**GOAL**. Print all entries precisely as they are written.

**INFORMATION SHOWN**.
— START —

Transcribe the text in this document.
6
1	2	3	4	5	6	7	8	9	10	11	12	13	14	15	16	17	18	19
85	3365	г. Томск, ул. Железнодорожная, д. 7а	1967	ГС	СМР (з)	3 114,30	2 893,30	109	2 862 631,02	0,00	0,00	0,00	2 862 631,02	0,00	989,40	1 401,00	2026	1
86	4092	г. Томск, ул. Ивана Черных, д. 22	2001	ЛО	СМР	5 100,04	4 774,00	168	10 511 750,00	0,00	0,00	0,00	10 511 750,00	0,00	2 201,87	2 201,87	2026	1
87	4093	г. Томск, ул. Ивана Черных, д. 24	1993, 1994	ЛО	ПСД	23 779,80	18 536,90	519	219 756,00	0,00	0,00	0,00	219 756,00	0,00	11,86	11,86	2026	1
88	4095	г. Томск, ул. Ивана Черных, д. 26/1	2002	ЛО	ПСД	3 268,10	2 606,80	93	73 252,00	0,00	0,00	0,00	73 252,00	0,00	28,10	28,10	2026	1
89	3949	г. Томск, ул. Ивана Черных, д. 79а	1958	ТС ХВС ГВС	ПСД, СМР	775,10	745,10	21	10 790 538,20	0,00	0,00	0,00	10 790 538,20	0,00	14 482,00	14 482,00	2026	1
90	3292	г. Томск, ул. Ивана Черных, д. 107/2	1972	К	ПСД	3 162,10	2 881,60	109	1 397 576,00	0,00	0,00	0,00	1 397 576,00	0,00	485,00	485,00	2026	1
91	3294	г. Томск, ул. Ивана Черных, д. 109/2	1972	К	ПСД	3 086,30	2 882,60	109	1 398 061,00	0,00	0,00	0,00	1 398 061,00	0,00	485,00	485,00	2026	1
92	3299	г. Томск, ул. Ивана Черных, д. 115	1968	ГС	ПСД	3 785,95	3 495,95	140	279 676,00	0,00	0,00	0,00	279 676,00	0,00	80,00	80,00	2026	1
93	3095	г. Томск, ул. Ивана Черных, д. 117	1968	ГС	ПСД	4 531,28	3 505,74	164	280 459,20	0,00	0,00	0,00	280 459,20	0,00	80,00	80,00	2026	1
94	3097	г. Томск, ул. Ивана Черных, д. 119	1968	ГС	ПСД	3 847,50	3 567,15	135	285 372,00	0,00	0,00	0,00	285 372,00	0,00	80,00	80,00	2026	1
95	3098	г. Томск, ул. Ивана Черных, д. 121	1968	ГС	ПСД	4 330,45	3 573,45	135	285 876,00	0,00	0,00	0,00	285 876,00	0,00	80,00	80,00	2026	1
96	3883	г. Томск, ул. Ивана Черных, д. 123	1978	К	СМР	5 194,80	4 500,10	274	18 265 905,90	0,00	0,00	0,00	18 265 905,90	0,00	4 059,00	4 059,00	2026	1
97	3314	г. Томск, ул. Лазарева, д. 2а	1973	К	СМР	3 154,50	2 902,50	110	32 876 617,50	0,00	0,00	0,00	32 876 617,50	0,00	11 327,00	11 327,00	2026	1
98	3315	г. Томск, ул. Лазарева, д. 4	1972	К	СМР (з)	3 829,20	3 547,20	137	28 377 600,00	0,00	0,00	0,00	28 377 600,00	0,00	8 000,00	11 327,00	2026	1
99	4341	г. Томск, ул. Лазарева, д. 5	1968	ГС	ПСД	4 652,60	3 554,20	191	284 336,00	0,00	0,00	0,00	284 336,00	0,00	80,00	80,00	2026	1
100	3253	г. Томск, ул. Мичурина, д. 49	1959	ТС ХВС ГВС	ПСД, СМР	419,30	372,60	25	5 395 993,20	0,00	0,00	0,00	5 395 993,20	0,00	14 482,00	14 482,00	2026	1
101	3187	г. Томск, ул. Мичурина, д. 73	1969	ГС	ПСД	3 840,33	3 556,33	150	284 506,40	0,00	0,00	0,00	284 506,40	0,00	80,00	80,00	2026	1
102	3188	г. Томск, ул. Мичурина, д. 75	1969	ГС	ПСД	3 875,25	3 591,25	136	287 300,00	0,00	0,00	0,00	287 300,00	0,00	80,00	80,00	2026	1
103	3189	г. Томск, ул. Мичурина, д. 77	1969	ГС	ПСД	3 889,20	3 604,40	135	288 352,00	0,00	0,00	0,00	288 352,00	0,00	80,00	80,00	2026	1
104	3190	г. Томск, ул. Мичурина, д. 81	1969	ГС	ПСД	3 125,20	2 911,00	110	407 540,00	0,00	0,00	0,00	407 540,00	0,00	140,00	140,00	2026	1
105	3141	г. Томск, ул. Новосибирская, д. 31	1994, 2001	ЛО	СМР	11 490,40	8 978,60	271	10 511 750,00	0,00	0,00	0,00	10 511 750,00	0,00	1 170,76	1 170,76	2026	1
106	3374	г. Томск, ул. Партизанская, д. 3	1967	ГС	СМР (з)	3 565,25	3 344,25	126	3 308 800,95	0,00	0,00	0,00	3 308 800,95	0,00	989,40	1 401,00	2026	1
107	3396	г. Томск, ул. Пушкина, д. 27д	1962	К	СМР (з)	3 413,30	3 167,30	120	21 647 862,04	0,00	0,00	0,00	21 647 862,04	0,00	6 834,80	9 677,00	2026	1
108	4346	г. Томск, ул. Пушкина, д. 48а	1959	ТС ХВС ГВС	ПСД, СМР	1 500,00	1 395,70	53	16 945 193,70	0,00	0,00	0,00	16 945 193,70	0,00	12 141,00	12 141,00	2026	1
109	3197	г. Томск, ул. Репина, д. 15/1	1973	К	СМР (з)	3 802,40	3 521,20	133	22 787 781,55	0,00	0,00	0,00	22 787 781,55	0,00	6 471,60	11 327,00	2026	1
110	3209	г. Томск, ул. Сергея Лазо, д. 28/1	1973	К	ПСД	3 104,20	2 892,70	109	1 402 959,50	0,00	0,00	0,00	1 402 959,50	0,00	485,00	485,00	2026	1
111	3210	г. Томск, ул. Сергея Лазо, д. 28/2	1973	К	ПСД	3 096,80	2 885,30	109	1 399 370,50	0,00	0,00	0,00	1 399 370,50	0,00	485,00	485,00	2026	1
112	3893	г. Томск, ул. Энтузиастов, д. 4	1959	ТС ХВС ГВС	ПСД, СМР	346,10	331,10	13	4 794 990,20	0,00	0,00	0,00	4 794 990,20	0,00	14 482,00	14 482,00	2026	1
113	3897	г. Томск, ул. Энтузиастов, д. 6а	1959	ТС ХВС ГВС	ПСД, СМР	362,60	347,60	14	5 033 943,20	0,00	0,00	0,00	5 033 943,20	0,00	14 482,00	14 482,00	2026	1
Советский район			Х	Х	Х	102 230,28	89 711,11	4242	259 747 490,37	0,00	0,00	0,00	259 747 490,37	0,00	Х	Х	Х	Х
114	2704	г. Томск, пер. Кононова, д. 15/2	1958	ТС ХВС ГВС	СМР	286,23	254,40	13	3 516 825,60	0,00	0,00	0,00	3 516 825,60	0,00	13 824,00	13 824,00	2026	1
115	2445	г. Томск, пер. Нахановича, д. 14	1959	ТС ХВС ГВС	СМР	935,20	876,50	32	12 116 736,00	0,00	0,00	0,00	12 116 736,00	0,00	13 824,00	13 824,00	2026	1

— END —

**RESPONSE TO THE TASK**.
Transcribe the text in this document.
6
1	2	3	4	5	6	7	8	9	10	11	12	13	14	15	16	17	18	19
85	3365	г. Томск, ул. Железнодорожная, д. 7а	1967	ГС	СМР (з)	3 114,30	2 893,30	109	2 862 631,02	0,00	0,00	0,00	2 862 631,02	0,00	989,40	1 401,00	2026	1
86	4092	г. Томск, ул. Ивана Черных, д. 22	2001	ЛО	СМР	5 100,04	4 774,00	168	10 511 750,00	0,00	0,00	0,00	10 511 750,00	0,00	2 201,87	2 201,87	2026	1
87	4093	г. Томск, ул. Ивана Черных, д. 24	1993, 1994	ЛО	ПСД	23 779,80	18 536,90	519	219 756,00	0,00	0,00	0,00	219 756,00	0,00	11,86	11,86	2026	1
88	4095	г. Томск, ул. Ивана Черных, д. 26/1	2002	ЛО	ПСД	3 268,10	2 606,80	93	73 252,00	0,00	0,00	0,00	73 252,00	0,00	28,10	28,10	2026	1
89	3949	г. Томск, ул. Ивана Черных, д. 79а	1958	ТС ХВС ГВС	ПСД, СМР	775,10	745,10	21	10 790 538,20	0,00	0,00	0,00	10 790 538,20	0,00	14 482,00	14 482,00	2026	1
90	3292	г. Томск, ул. Ивана Черных, д. 107/2	1972	К	ПСД	3 162,10	2 881,60	109	1 397 576,00	0,00	0,00	0,00	1 397 576,00	0,00	485,00	485,00	2026	1
91	3294	г. Томск, ул. Ивана Черных, д. 109/2	1972	К	ПСД	3 086,30	2 882,60	109	1 398 061,00	0,00	0,00	0,00	1 398 061,00	0,00	485,00	485,00	2026	1
92	3299	г. Томск, ул. Ивана Черных, д. 115	1968	ГС	ПСД	3 785,95	3 495,95	140	279 676,00	0,00	0,00	0,00	279 676,00	0,00	80,00	80,00	2026	1
93	3095	г. Томск, ул. Ивана Черных, д. 117	1968	ГС	ПСД	4 531,28	3 505,74	164	280 459,20	0,00	0,00	0,00	280 459,20	0,00	80,00	80,00	2026	1
94	3097	г. Томск, ул. Ивана Черных, д. 119	1968	ГС	ПСД	3 847,50	3 567,15	135	285 372,00	0,00	0,00	0,00	285 372,00	0,00	80,00	80,00	2026	1
95	3098	г. Томск, ул. Ивана Черных, д. 121	1968	ГС	ПСД	4 330,45	3 573,45	135	285 876,00	0,00	0,00	0,00	285 876,00	0,00	80,00	80,00	2026	1
96	3883	г. Томск, ул. Ивана Черных, д. 123	1978	К	СМР	5 194,80	4 500,10	274	18 265 905,90	0,00	0,00	0,00	18 265 905,90	0,00	4 059,00	4 059,00	2026	1
97	3314	г. Томск, ул. Лазарева, д. 2а	1973	К	СМР	3 154,50	2 902,50	110	32 876 617,50	0,00	0,00	0,00	32 876 617,50	0,00	11 327,00	11 327,00	2026	1
98	3315	г. Томск, ул. Лазарева, д. 4	1972	К	СМР (з)	3 829,20	3 547,20	137	28 377 600,00	0,00	0,00	0,00	28 377 600,00	0,00	8 000,00	11 327,00	2026	1
99	4341	г. Томск, ул. Лазарева, д. 5	1968	ГС	ПСД	4 652,60	3 554,20	191	284 336,00	0,00	0,00	0,00	284 336,00	0,00	80,00	80,00	2026	1
100	3253	г. Томск, ул. Мичурина, д. 49	1959	ТС ХВС ГВС	ПСД, СМР	419,30	372,60	25	5 395 993,20	0,00	0,00	0,00	5 395 993,20	0,00	14 482,00	14 482,00	2026	1
101	3187	г. Томск, ул. Мичурина, д. 73	1969	ГС	ПСД	3 840,33	3 556,33	150	284 506,40	0,00	0,00	0,00	284 506,40	0,00	80,00	80,00	2026	1
102	3188	г. Томск, ул. Мичурина, д. 75	1969	ГС	ПСД	3 875,25	3 591,25	136	287 300,00	0,00	0,00	0,00	287 300,00	0,00	80,00	80,00	2026	1
103	3189	г. Томск, ул. Мичурина, д. 77	1969	ГС	ПСД	3 889,20	3 604,40	135	288 352,00	0,00	0,00	0,00	288 352,00	0,00	80,00	80,00	2026	1
104	3190	г. Томск, ул. Мичурина, д. 81	1969	ГС	ПСД	3 125,20	2 911,00	110	407 540,00	0,00	0,00	0,00	407 540,00	0,00	140,00	140,00	2026	1
105	3141	г. Томск, ул. Новосибирская, д. 31	1994, 2001	ЛО	СМР	11 490,40	8 978,60	271	10 511 750,00	0,00	0,00	0,00	10 511 750,00	0,00	1 170,76	1 170,76	2026	1
106	3374	г. Томск, ул. Партизанская, д. 3	1967	ГС	СМР (з)	3 565,25	3 344,25	126	3 308 800,95	0,00	0,00	0,00	3 308 800,95	0,00	989,40	1 401,00	2026	1
107	3396	г. Томск, ул. Пушкина, д. 27д	1962	К	СМР (з)	3 413,30	3 167,30	120	21 647 862,04	0,00	0,00	0,00	21 647 862,04	0,00	6 834,80	9 677,00	2026	1
108	4346	г. Томск, ул. Пушкина, д. 48а	1959	ТС ХВС ГВС	ПСД, СМР	1 500,00	1 395,70	53	16 945 193,70	0,00	0,00	0,00	16 945 193,70	0,00	12 141,00	12 141,00	2026	1
109	3197	г. Томск, ул. Репина, д. 15/1	1973	К	СМР (з)	3 802,40	3 521,20	133	22 787 781,55	0,00	0,00	0,00	22 787 781,55	0,00	6 471,60	11 327,00	2026	1
110	3209	г. Томск, ул. Сергея Лазо, д. 28/1	1973	К	ПСД	3 104,20	2 892,70	109	1 402 959,50	0,00	0,00	0,00	1 402 959,50	0,00	485,00	485,00	2026	1
111	3210	г. Томск, ул. Сергея Лазо, д. 28/2	1973	К	ПСД	3 096,80	2 885,30	109	1 399 370,50	0,00	0,00	0,00	1 399 370,50	0,00	485,00	485,00	2026	1
112	3893	г. Томск, ул. Энтузиастов, д. 4	1959	ТС ХВС ГВС	ПСД, СМР	346,10	331,10	13	4 794 990,20	0,00	0,00	0,00	4 794 990,20	0,00	14 482,00	14 482,00	2026	1
113	3897	г. Томск, ул. Энтузиастов, д. 6а	1959	ТС ХВС ГВС	ПСД, СМР	362,60	347,60	14	5 033 943,20	0,00	0,00	0,00	5 033 943,20	0,00	14 482,00	14 482,00	2026	1
Советский район			Х	Х	Х	102 230,28	89 711,11	4242	259 747 490,37	0,00	0,00	0,00	259 747 490,37	0,00	Х	Х	Х	Х
114	2704	г. Томск, пер. Кононова, д. 15/2	1958	ТС ХВС ГВС	СМР	286,23	254,40	13	3 516 825,60	0,00	0,00	0,00	3 516 825,60	0,00	13 824,00	13 824,00	2026	1
115	2445	г. Томск, пер. Нахановича, д. 14	1959	ТС ХВС ГВС	СМР	935,20	876,50	32	12 116 736,00	0,00	0,00	0,00	12 116 736,00	0,00	13 824,00	13 824,00	2026	1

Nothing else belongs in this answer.